Source data:
☆ ☆ ☆ ☆ ☆

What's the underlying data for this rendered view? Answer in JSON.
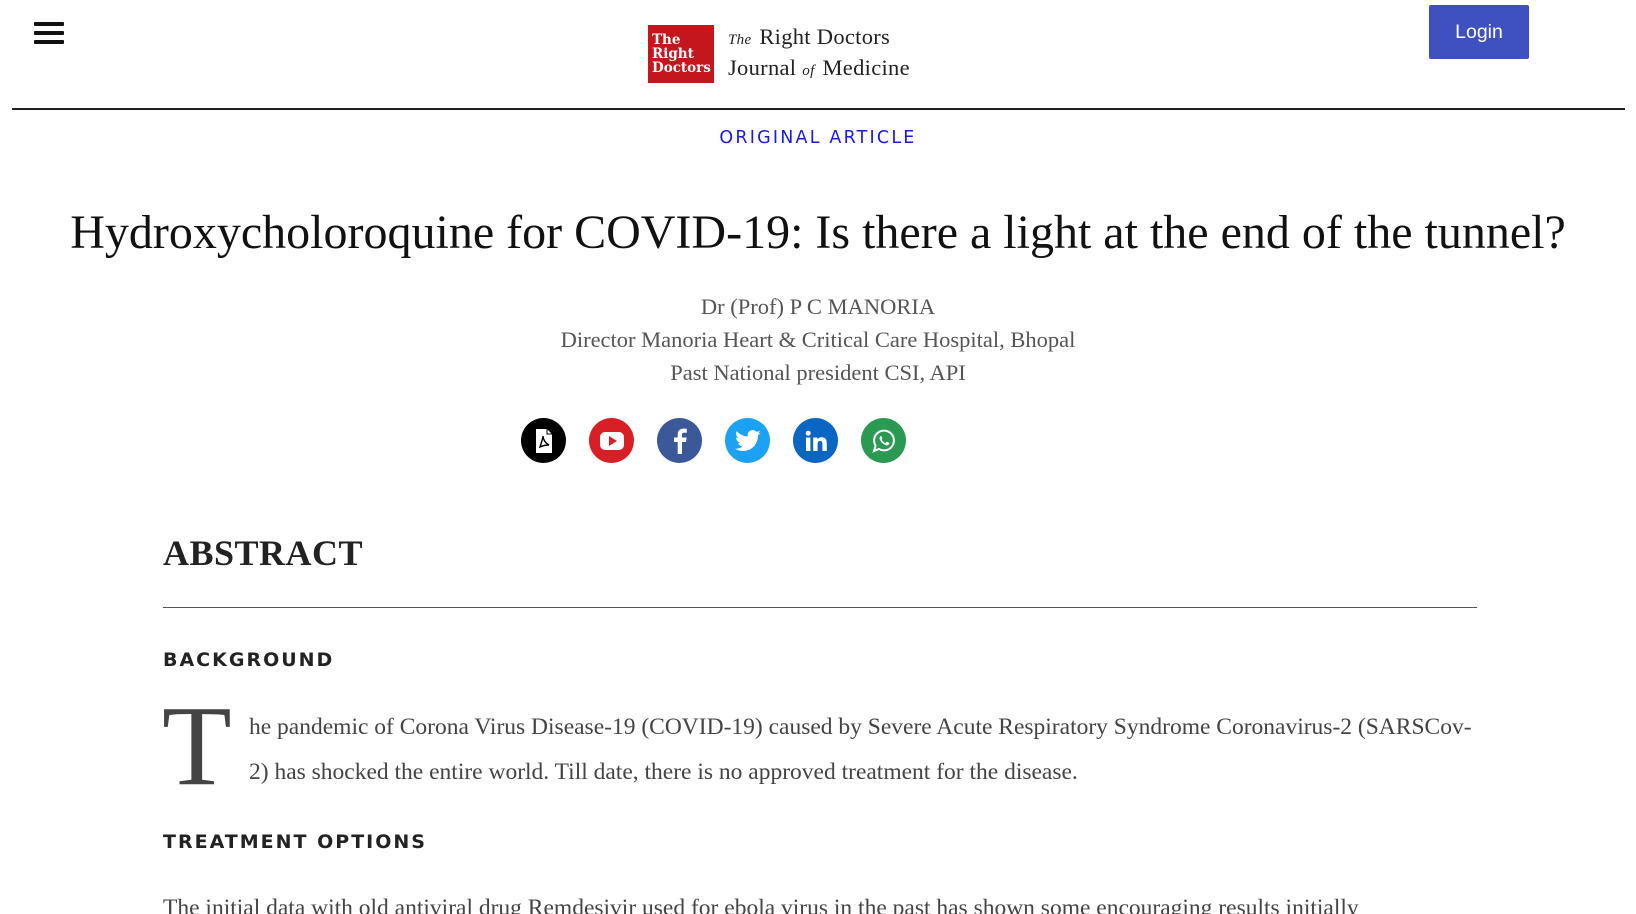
{
  "header": {
    "menu_icon": "hamburger-menu-icon",
    "logo": {
      "box_lines": [
        "The",
        "Right",
        "Doctors"
      ],
      "line1_prefix": "The",
      "line1_main": "Right Doctors",
      "line2_a": "Journal",
      "line2_of": "of",
      "line2_b": "Medicine"
    },
    "login_label": "Login",
    "colors": {
      "login_bg": "#3f51c0",
      "logo_red": "#c4161c"
    }
  },
  "article": {
    "category": "ORIGINAL ARTICLE",
    "title": "Hydroxycholoroquine for COVID-19: Is there a light at the end of the tunnel?",
    "authors": [
      "Dr (Prof) P C MANORIA",
      "Director Manoria Heart & Critical Care Hospital, Bhopal",
      "Past National president CSI, API"
    ],
    "share_icons": [
      "pdf-icon",
      "youtube-icon",
      "facebook-icon",
      "twitter-icon",
      "linkedin-icon",
      "whatsapp-icon"
    ]
  },
  "abstract": {
    "heading": "ABSTRACT",
    "background_heading": "BACKGROUND",
    "background_dropcap": "T",
    "background_text": "he pandemic of Corona Virus Disease-19 (COVID-19) caused by Severe Acute Respiratory Syndrome Coronavirus-2 (SARSCov-2) has shocked the entire world. Till date, there is no approved treatment for the disease.",
    "treatment_heading": "TREATMENT OPTIONS",
    "treatment_text": "The initial data with old antiviral drug Remdesivir used for ebola virus in the past has shown some encouraging results initially"
  }
}
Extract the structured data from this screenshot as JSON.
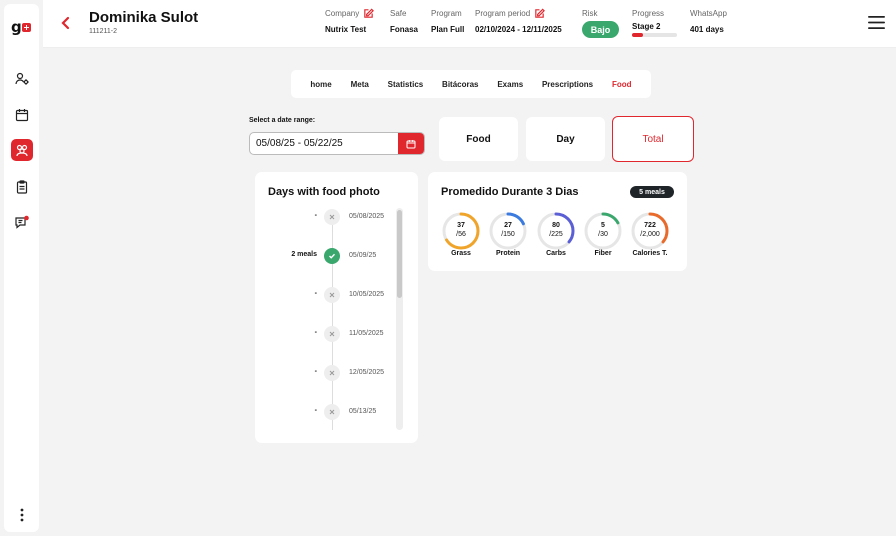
{
  "brand": {
    "logo_text": "g",
    "accent": "#e0272e",
    "success": "#3aa76d"
  },
  "sidebar": {
    "items": [
      {
        "icon": "user-settings-icon"
      },
      {
        "icon": "calendar-icon"
      },
      {
        "icon": "group-icon",
        "active": true
      },
      {
        "icon": "clipboard-icon"
      },
      {
        "icon": "chat-notification-icon"
      },
      {
        "icon": "more-vertical-icon"
      }
    ]
  },
  "patient": {
    "name": "Dominika Sulot",
    "id": "111211-2"
  },
  "header_meta": {
    "company_label": "Company",
    "company_value": "Nutrix Test",
    "safe_label": "Safe",
    "safe_value": "Fonasa",
    "program_label": "Program",
    "program_value": "Plan Full",
    "period_label": "Program period",
    "period_value": "02/10/2024 - 12/11/2025",
    "risk_label": "Risk",
    "risk_value": "Bajo",
    "progress_label": "Progress",
    "progress_value": "Stage 2",
    "progress_fraction": 0.25,
    "whatsapp_label": "WhatsApp",
    "whatsapp_value": "401 days"
  },
  "tabs": [
    "home",
    "Meta",
    "Statistics",
    "Bitácoras",
    "Exams",
    "Prescriptions",
    "Food"
  ],
  "active_tab": "Food",
  "date_range": {
    "label": "Select a date range:",
    "value": "05/08/25 - 05/22/25"
  },
  "modes": {
    "food": "Food",
    "day": "Day",
    "total": "Total",
    "active": "Total"
  },
  "photo_days": {
    "title": "Days with food photo",
    "entries": [
      {
        "meals": "-",
        "date": "05/08/2025",
        "has_photo": false
      },
      {
        "meals": "2 meals",
        "date": "05/09/25",
        "has_photo": true
      },
      {
        "meals": "-",
        "date": "10/05/2025",
        "has_photo": false
      },
      {
        "meals": "-",
        "date": "11/05/2025",
        "has_photo": false
      },
      {
        "meals": "-",
        "date": "12/05/2025",
        "has_photo": false
      },
      {
        "meals": "-",
        "date": "05/13/25",
        "has_photo": false
      }
    ]
  },
  "average": {
    "title": "Promedido Durante 3 Dias",
    "meals_badge": "5 meals",
    "nutrients": [
      {
        "value": "37",
        "target": "/56",
        "label": "Grass",
        "fraction": 0.66,
        "color": "#f0a52a"
      },
      {
        "value": "27",
        "target": "/150",
        "label": "Protein",
        "fraction": 0.18,
        "color": "#3b7be0"
      },
      {
        "value": "80",
        "target": "/225",
        "label": "Carbs",
        "fraction": 0.36,
        "color": "#5b5fd6"
      },
      {
        "value": "5",
        "target": "/30",
        "label": "Fiber",
        "fraction": 0.17,
        "color": "#3aa76d"
      },
      {
        "value": "722",
        "target": "/2,000",
        "label": "Calories T.",
        "fraction": 0.36,
        "color": "#e86b2b"
      }
    ]
  }
}
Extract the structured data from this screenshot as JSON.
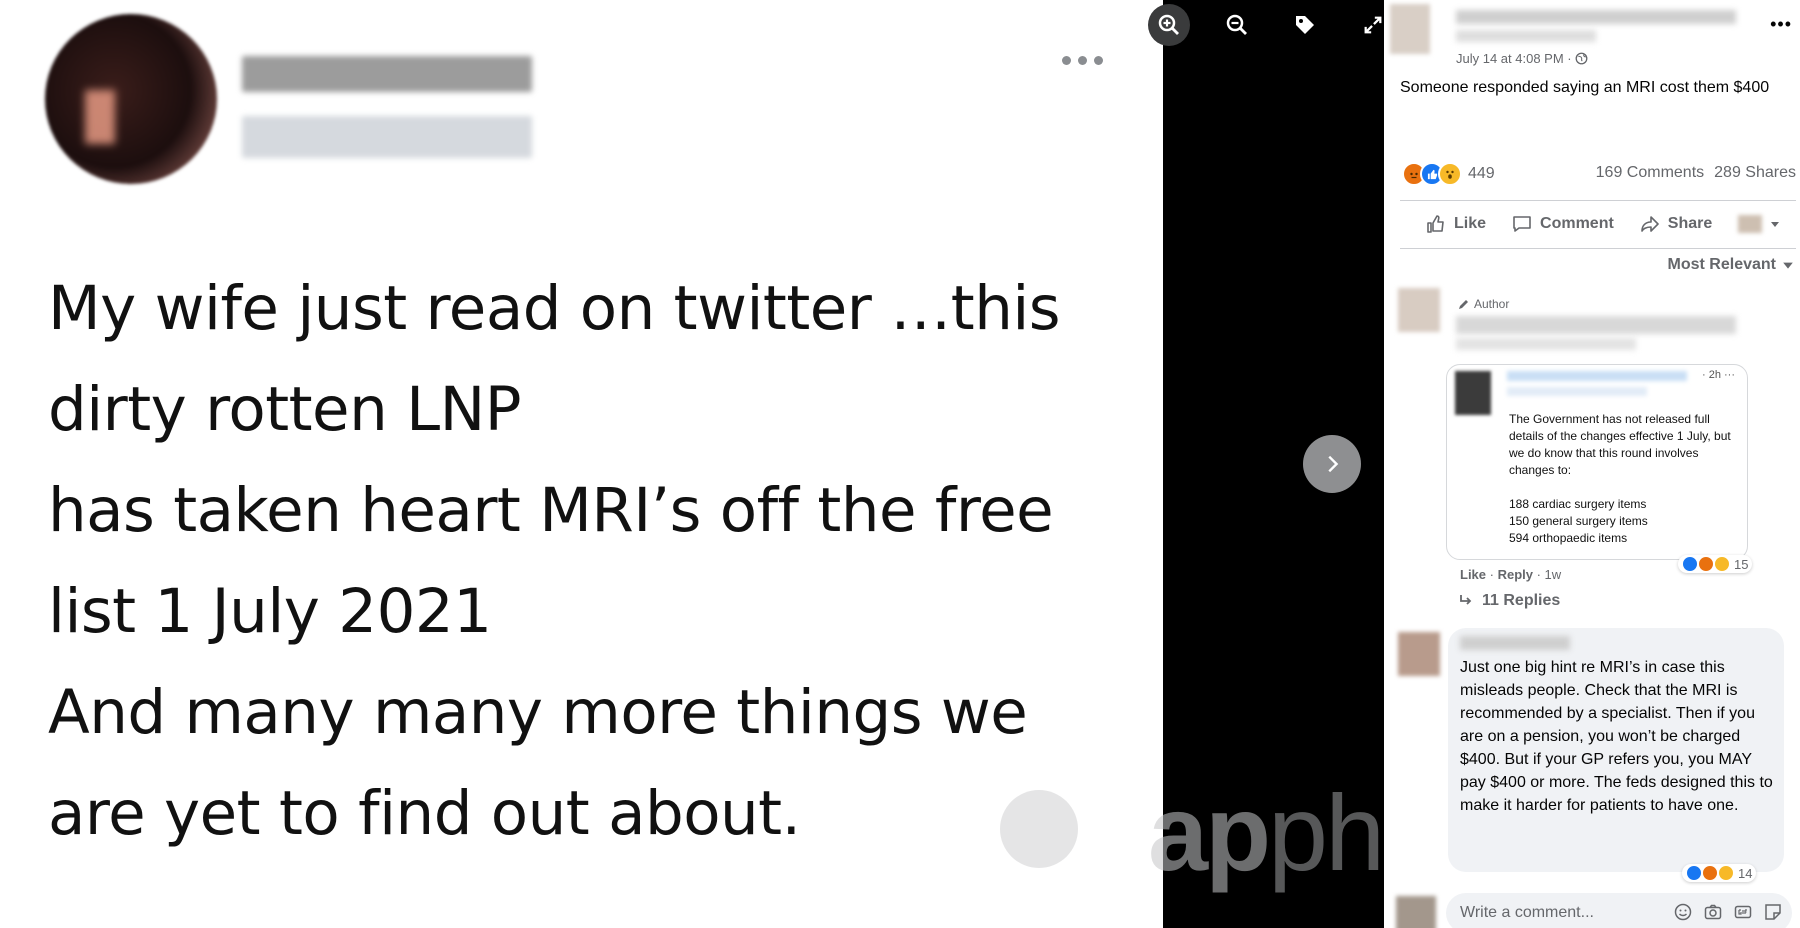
{
  "tweet": {
    "lines": [
      "My wife just read on twitter …this",
      "dirty rotten LNP",
      "has taken heart MRI’s off the free",
      "list 1 July 2021",
      "And many many more things we",
      "are yet to find out about."
    ]
  },
  "photo_viewer": {
    "tools": [
      "zoom-in-icon",
      "zoom-out-icon",
      "tag-icon",
      "fullscreen-icon"
    ],
    "watermark_text": "apphoto"
  },
  "post": {
    "timestamp": "July 14 at 4:08 PM · ",
    "text": "Someone responded saying an MRI cost them $400",
    "reaction_count": "449",
    "comments": "169 Comments",
    "shares": "289 Shares",
    "actions": {
      "like": "Like",
      "comment": "Comment",
      "share": "Share"
    },
    "sort_label": "Most Relevant"
  },
  "comments": [
    {
      "badge": "Author",
      "embed": {
        "time": "· 2h ···",
        "paragraph": "The Government has not released full details of the changes effective 1 July, but we do know that this round involves changes to:",
        "items": [
          "188 cardiac surgery items",
          "150 general surgery items",
          "594 orthopaedic items"
        ]
      },
      "meta": {
        "like": "Like",
        "reply": "Reply",
        "time": "1w"
      },
      "reactions": "15",
      "replies_label": "11 Replies"
    },
    {
      "text": "Just one big hint re MRI’s in case this misleads people. Check that the MRI is recommended by a specialist. Then if you are on a pension, you won’t be charged $400. But if your GP refers you, you MAY pay $400 or more. The feds designed this to make it harder for patients to have one.",
      "reactions": "14"
    }
  ],
  "composer": {
    "placeholder": "Write a comment..."
  },
  "colors": {
    "accent": "#1877f2",
    "muted": "#65676b",
    "angry": "#e9710f",
    "wow": "#f7b928"
  }
}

☆ ☆ ☆ ☆ ☆

▶ _What you should do_:
Would you count the lines in the entries that hold "COVID" and reply with only the count?

▶ _Answer to the exercise_:
2